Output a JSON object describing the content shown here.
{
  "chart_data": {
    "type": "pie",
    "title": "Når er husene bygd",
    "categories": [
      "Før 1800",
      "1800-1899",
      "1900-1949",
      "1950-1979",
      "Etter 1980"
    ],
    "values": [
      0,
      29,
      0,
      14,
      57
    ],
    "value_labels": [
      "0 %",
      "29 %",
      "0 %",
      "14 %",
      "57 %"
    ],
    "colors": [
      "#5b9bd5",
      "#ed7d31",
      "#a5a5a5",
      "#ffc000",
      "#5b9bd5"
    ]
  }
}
______________________________
GIVEN REQUEST
The records above should be repeated in full, exactly as given.

WRITTEN REPLY
Output a JSON object describing the content shown here.
{
  "chart_data": {
    "type": "pie",
    "title": "Når er husene bygd",
    "categories": [
      "Før 1800",
      "1800-1899",
      "1900-1949",
      "1950-1979",
      "Etter 1980"
    ],
    "values": [
      0,
      29,
      0,
      14,
      57
    ],
    "value_labels": [
      "0 %",
      "29 %",
      "0 %",
      "14 %",
      "57 %"
    ],
    "colors": [
      "#5b9bd5",
      "#ed7d31",
      "#a5a5a5",
      "#ffc000",
      "#5b9bd5"
    ]
  }
}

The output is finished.